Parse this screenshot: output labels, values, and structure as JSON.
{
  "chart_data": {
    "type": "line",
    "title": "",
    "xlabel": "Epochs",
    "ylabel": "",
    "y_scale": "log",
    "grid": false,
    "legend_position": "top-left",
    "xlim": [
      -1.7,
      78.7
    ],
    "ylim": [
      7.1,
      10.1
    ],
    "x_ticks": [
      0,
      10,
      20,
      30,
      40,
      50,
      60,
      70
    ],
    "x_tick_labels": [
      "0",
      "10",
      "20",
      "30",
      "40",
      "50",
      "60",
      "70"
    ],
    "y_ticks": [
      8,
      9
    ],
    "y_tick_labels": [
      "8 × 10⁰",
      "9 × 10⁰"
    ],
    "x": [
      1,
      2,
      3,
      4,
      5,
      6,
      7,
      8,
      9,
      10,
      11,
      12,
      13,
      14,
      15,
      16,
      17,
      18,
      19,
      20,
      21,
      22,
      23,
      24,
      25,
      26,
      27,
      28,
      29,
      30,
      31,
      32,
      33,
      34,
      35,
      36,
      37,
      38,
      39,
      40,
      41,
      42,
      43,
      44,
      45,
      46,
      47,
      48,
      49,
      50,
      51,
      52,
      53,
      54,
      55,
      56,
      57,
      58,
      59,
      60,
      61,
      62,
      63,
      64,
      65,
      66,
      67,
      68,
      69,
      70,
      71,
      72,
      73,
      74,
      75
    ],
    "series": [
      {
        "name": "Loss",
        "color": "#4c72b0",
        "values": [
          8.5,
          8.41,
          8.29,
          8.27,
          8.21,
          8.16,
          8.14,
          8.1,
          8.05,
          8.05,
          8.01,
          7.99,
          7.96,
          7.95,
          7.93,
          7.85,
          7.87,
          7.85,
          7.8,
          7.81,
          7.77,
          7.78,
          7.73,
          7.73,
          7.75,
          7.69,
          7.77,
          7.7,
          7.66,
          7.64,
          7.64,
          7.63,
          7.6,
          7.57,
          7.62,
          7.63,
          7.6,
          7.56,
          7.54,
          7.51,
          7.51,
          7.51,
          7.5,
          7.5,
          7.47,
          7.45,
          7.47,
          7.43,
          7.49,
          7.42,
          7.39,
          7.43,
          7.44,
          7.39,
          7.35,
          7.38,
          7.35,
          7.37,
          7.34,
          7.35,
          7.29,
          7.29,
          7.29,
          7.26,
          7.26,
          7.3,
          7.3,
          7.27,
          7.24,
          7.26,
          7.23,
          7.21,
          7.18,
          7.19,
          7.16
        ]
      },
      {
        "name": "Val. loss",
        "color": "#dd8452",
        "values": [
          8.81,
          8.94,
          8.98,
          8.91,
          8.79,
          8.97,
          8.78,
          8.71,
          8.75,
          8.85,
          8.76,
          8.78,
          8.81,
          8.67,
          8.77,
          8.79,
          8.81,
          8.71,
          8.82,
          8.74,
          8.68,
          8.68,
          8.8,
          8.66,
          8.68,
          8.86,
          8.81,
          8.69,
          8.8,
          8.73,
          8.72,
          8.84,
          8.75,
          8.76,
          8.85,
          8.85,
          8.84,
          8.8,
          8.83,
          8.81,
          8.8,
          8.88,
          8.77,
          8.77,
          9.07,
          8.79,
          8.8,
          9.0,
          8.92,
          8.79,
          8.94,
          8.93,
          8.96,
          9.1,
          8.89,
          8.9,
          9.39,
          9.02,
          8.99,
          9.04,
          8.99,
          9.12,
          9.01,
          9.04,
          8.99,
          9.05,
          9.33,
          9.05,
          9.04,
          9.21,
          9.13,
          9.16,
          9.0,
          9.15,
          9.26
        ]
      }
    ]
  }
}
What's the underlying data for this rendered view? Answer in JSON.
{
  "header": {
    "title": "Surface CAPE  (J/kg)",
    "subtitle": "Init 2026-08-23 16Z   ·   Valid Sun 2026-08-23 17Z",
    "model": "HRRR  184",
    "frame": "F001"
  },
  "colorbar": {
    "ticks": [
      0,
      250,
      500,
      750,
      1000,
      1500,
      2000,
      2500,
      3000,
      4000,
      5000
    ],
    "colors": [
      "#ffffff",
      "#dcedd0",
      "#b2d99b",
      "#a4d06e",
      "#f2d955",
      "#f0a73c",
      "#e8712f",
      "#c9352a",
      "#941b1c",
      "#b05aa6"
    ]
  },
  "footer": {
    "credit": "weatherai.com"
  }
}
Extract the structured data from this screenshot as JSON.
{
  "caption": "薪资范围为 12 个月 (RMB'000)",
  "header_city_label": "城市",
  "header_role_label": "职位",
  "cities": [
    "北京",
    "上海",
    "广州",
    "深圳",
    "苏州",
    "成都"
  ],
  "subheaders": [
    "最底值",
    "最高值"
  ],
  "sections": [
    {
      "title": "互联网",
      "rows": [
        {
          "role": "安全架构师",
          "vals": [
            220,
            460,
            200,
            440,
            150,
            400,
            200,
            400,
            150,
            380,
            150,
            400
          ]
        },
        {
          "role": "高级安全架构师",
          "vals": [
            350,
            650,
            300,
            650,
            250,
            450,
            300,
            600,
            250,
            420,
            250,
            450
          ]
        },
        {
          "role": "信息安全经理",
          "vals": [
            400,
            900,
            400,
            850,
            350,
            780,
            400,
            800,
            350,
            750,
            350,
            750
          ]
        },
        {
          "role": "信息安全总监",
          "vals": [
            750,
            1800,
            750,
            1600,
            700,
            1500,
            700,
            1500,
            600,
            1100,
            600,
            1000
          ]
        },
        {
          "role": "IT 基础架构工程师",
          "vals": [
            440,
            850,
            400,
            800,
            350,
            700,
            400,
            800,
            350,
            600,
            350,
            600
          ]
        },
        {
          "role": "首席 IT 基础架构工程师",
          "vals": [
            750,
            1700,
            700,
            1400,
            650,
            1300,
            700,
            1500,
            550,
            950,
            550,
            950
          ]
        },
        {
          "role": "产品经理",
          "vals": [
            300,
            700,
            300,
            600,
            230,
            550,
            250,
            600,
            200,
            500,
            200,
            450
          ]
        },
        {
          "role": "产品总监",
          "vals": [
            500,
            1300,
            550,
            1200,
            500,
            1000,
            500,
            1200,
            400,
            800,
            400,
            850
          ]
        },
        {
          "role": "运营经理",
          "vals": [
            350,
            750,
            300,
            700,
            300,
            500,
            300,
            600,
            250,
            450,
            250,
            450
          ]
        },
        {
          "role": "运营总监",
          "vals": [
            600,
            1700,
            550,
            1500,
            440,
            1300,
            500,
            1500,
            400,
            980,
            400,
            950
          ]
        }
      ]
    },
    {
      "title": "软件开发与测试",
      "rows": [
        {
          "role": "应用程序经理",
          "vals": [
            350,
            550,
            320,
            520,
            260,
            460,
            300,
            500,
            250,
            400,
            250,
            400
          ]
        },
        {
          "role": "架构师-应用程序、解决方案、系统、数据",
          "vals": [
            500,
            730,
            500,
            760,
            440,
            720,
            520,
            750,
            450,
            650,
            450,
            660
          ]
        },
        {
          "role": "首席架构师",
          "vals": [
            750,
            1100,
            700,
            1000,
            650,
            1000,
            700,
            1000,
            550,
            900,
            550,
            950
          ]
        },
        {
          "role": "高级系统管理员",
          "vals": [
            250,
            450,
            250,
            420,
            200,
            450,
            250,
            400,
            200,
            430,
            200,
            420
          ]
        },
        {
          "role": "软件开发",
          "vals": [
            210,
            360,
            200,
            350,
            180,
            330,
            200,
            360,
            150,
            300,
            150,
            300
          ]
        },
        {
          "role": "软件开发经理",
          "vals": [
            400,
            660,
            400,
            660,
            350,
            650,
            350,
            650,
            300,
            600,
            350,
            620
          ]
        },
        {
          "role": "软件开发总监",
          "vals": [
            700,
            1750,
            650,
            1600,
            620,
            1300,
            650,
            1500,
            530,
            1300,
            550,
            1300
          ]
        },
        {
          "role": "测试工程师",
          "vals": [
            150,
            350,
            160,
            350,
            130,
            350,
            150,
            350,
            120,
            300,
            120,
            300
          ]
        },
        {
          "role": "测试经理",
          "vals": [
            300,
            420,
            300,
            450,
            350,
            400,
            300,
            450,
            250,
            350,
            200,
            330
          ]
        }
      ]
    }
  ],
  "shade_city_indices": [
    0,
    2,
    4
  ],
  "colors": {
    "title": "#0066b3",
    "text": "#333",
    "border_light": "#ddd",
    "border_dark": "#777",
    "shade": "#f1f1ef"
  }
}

****************************************

What is being asked> Which lines hold the word "JSON"? Copy each of them from the records.

Task solution>
Parse this screenshot: output labels, values, and structure as JSON.
What's the underlying data for this rendered view? Answer in JSON.
Extract the structured data from this screenshot as JSON.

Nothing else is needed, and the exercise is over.